• [Stated exercise]:
Pull out every line with the word "evoked" from the entries below.

• [Part of a data file]:

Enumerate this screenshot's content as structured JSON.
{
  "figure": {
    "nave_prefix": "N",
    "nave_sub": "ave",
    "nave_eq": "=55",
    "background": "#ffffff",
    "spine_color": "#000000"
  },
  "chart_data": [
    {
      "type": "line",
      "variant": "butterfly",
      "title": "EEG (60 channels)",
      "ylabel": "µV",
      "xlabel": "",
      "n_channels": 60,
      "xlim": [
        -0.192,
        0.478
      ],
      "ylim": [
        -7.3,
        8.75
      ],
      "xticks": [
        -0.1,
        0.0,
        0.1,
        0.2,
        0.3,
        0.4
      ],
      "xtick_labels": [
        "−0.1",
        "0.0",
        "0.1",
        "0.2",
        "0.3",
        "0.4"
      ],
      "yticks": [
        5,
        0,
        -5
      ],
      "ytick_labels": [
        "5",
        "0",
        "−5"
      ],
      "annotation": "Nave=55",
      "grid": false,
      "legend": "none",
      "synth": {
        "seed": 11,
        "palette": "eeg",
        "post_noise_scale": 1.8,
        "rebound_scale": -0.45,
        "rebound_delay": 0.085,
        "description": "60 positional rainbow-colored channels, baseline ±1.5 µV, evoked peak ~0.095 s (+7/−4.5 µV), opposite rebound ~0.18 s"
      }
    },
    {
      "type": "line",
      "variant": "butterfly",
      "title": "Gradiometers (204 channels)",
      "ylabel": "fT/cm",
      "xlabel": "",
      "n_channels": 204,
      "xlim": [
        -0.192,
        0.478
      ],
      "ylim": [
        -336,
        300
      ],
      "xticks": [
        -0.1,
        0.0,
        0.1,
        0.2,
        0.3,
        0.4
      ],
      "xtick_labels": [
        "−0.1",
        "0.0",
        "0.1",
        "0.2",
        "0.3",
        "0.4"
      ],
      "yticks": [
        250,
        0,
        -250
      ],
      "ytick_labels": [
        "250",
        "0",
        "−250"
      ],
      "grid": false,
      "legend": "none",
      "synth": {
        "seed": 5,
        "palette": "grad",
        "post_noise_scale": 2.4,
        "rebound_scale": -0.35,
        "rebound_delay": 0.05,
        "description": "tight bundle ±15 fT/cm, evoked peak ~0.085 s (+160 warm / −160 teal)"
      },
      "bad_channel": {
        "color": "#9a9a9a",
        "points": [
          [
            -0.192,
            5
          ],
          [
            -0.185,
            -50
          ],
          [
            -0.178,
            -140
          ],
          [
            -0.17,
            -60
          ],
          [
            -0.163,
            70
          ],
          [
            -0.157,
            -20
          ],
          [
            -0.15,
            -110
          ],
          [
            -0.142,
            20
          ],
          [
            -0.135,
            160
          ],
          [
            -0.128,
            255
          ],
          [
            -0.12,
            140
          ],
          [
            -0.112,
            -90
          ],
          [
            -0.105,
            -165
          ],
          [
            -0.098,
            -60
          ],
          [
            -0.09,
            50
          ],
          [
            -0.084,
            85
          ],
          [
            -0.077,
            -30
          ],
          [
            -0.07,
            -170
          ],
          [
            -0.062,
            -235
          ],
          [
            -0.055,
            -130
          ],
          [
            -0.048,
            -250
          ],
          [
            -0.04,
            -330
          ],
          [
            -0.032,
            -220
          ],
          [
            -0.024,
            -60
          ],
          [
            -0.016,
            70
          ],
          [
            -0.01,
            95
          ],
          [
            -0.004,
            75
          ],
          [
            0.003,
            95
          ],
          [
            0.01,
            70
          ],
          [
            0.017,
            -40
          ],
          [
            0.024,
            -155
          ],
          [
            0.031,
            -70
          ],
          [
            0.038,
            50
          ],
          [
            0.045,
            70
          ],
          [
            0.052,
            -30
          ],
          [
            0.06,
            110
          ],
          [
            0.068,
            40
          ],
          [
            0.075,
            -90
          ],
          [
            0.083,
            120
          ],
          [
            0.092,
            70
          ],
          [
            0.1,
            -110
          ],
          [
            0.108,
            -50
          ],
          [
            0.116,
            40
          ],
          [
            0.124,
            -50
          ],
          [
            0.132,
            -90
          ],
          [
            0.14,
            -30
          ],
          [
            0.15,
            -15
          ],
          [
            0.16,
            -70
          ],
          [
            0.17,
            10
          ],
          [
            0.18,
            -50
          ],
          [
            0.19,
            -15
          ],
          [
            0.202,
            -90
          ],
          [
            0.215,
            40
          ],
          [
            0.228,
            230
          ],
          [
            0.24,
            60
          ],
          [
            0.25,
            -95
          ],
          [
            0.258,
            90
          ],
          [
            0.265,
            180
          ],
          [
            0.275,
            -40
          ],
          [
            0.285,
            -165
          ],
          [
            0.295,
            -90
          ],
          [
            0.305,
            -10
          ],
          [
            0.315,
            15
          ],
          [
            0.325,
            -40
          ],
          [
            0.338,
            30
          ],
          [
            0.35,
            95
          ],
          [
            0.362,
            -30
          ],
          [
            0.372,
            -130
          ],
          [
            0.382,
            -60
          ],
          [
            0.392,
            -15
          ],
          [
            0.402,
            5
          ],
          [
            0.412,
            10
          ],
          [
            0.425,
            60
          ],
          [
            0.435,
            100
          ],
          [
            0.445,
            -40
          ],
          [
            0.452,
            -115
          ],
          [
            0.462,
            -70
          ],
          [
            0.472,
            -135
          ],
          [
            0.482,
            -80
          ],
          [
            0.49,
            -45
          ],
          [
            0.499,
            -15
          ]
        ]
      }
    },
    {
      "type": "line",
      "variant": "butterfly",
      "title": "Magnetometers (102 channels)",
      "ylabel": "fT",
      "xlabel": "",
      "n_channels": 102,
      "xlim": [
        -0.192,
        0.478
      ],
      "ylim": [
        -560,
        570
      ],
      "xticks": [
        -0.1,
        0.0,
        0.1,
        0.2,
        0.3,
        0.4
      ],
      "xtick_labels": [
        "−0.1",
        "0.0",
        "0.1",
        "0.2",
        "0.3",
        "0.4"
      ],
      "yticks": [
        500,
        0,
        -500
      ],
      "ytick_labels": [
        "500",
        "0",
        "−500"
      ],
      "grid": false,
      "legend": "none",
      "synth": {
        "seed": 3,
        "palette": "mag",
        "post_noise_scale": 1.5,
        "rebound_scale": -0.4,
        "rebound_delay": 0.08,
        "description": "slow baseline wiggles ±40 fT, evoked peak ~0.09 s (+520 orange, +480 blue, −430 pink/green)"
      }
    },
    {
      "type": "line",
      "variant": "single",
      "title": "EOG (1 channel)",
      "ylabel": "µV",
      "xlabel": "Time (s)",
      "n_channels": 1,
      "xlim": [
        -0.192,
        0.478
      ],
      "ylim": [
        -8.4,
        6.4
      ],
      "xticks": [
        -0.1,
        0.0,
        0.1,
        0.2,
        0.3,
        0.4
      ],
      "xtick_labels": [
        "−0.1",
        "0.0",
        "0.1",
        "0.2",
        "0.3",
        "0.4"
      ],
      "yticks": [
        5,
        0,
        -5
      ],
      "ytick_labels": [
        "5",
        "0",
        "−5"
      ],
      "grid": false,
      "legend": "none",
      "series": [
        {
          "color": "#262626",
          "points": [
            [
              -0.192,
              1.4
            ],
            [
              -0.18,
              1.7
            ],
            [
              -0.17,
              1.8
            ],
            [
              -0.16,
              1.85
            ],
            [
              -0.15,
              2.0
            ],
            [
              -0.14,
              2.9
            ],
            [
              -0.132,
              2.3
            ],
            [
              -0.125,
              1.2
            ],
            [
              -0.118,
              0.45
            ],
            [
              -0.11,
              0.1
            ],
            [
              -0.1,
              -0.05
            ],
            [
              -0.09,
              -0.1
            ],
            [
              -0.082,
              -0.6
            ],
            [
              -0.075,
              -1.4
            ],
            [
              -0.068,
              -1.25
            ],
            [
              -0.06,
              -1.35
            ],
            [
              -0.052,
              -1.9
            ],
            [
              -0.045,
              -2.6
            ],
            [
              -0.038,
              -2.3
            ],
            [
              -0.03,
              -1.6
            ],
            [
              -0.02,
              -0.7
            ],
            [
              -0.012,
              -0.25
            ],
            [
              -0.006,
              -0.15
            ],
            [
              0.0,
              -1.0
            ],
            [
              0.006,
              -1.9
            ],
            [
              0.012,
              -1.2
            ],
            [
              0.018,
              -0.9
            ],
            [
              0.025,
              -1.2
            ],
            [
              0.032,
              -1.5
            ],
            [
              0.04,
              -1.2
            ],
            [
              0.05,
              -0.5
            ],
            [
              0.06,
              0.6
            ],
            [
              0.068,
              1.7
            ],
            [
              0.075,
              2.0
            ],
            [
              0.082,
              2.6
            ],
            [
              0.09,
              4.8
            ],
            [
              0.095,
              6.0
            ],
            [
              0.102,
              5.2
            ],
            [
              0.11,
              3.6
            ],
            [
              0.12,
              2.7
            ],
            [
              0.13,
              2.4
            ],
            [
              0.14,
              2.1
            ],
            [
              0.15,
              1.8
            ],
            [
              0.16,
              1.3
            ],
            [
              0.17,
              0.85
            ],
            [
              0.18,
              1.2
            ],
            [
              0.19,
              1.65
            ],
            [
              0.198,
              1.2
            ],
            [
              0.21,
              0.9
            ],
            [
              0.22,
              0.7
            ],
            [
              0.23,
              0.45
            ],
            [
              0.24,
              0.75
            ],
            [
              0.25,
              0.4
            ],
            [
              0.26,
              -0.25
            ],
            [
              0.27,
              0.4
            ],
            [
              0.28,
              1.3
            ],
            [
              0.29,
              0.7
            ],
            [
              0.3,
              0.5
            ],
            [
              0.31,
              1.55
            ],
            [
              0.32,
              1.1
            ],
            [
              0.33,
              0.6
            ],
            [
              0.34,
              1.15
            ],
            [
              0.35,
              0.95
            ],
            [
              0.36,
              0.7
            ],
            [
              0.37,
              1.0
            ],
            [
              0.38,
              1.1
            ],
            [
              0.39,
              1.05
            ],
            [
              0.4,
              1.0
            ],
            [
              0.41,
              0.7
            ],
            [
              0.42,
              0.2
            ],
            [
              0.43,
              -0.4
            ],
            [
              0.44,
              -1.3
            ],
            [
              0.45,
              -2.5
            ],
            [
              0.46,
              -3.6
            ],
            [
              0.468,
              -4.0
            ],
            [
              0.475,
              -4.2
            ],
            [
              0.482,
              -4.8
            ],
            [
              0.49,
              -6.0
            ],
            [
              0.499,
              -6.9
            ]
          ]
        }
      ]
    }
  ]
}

• [Reply to the exercise]:
        "description": "60 positional rainbow-colored channels, baseline ±1.5 µV, evoked peak ~0.095 s (+7/−4.5 µV), opposite rebound ~0.18 s"
        "description": "tight bundle ±15 fT/cm, evoked peak ~0.085 s (+160 warm / −160 teal)"
        "description": "slow baseline wiggles ±40 fT, evoked peak ~0.09 s (+520 orange, +480 blue, −430 pink/green)"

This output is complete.